> DATA LISTING:
○ ○ ○

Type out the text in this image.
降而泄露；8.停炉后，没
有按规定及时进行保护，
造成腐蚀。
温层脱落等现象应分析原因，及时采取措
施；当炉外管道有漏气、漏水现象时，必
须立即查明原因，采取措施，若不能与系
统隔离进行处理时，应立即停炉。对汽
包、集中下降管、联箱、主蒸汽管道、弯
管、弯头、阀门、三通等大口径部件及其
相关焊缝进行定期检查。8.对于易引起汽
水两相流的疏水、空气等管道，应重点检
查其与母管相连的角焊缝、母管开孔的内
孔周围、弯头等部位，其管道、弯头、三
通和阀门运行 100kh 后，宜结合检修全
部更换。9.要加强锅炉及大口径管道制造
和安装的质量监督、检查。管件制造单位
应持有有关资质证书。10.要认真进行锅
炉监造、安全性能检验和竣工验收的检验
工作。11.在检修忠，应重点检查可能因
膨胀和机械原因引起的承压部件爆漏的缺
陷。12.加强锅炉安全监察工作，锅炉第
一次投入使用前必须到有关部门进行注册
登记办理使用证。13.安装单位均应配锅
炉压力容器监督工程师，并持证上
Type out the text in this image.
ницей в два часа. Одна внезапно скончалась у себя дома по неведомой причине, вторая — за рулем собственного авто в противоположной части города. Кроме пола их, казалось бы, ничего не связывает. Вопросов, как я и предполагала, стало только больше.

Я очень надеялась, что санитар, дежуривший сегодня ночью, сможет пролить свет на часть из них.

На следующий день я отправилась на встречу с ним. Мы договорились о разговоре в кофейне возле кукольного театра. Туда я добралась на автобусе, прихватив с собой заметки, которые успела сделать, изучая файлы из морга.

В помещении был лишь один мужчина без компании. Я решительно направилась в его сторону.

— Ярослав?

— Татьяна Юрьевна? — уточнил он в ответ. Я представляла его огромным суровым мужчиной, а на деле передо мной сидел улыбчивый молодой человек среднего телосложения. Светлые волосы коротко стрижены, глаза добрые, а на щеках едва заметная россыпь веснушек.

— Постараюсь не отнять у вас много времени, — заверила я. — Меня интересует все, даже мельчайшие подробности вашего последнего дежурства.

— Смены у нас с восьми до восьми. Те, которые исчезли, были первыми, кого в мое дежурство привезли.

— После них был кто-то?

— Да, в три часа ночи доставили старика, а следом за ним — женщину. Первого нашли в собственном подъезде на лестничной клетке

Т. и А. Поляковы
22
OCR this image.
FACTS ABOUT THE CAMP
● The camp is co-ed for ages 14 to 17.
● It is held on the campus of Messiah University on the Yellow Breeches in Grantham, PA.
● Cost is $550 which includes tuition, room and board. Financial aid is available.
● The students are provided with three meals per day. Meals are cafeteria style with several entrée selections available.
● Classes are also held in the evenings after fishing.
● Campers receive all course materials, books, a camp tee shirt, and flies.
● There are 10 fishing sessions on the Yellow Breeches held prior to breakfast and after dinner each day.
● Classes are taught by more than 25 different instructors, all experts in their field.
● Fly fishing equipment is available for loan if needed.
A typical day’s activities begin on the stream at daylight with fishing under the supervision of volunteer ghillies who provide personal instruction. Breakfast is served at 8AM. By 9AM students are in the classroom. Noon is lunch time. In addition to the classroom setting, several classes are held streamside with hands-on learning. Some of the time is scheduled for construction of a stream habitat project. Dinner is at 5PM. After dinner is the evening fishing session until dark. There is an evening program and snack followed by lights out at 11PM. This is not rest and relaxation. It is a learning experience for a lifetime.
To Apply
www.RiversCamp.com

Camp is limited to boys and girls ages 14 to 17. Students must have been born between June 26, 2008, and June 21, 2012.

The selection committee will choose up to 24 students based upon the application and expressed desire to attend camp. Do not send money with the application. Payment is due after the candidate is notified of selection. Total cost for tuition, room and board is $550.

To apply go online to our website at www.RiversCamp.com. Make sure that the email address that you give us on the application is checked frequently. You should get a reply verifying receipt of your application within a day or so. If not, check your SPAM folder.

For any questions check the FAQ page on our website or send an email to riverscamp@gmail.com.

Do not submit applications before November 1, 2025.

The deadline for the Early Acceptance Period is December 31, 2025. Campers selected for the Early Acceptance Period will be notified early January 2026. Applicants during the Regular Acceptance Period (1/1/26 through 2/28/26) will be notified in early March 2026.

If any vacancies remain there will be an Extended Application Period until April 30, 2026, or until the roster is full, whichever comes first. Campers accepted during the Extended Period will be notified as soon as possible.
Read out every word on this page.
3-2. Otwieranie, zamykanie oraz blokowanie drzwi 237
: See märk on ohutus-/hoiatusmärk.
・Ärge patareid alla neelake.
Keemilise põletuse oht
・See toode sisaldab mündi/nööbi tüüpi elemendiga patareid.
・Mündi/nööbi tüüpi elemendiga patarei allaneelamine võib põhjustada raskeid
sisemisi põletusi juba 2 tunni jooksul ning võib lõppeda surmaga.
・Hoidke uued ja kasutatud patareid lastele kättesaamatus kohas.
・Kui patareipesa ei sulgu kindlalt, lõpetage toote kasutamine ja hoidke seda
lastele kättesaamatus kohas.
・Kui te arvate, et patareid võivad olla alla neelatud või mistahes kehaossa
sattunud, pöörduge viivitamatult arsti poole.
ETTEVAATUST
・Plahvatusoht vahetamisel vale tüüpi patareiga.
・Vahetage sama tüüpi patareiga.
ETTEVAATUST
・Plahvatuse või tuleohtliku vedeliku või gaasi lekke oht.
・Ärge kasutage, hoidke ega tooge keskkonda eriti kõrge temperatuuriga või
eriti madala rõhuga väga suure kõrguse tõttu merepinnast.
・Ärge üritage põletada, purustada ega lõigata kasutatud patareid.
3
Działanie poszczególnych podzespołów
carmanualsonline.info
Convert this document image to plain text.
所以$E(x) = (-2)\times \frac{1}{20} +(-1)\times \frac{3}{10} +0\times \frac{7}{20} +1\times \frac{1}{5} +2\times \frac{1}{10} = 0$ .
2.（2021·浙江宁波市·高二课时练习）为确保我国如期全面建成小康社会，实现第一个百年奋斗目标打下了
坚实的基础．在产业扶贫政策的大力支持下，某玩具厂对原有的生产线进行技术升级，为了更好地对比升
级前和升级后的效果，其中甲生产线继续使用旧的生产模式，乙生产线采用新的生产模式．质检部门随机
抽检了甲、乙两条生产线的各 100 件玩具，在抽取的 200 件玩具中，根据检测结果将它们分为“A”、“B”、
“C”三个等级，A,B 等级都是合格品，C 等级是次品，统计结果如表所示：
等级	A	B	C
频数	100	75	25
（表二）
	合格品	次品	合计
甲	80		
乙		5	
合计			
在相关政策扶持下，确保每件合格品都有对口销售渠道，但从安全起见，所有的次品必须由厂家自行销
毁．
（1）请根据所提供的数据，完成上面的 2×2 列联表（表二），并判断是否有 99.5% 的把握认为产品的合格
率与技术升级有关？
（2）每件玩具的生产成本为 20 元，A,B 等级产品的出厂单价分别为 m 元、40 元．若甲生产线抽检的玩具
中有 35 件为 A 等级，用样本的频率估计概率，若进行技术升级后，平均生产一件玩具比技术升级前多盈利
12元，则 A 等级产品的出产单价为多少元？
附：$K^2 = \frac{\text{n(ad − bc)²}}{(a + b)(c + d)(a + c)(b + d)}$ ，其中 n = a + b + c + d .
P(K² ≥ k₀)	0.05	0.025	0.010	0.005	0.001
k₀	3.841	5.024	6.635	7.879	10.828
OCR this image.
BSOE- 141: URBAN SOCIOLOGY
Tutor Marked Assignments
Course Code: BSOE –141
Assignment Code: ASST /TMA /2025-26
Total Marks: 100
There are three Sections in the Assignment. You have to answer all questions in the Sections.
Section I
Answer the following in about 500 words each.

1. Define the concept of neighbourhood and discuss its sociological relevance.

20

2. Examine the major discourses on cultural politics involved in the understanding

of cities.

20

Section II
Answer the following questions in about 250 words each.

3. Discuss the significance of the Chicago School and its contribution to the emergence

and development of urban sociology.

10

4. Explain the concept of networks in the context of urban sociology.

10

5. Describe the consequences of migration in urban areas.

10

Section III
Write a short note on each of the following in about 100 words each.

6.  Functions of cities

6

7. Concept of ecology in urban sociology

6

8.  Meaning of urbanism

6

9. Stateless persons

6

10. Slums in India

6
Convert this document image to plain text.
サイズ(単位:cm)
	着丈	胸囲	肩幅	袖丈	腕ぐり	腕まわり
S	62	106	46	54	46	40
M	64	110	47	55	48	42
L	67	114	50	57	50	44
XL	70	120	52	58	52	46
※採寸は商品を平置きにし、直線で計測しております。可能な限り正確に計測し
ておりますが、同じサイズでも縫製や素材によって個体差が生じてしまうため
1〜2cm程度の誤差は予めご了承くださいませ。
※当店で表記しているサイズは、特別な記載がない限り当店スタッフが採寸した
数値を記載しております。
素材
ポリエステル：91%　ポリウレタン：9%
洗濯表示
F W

○ ○ ○

> INSTRUCTION: Show, from the listing above, each line that contains the word "ages".

> EXPECTED OUTPUT:
● The camp is co-ed for ages 14 to 17.
Camp is limited to boys and girls ages 14 to 17. Students must have been born between June 26, 2008, and June 21, 2012.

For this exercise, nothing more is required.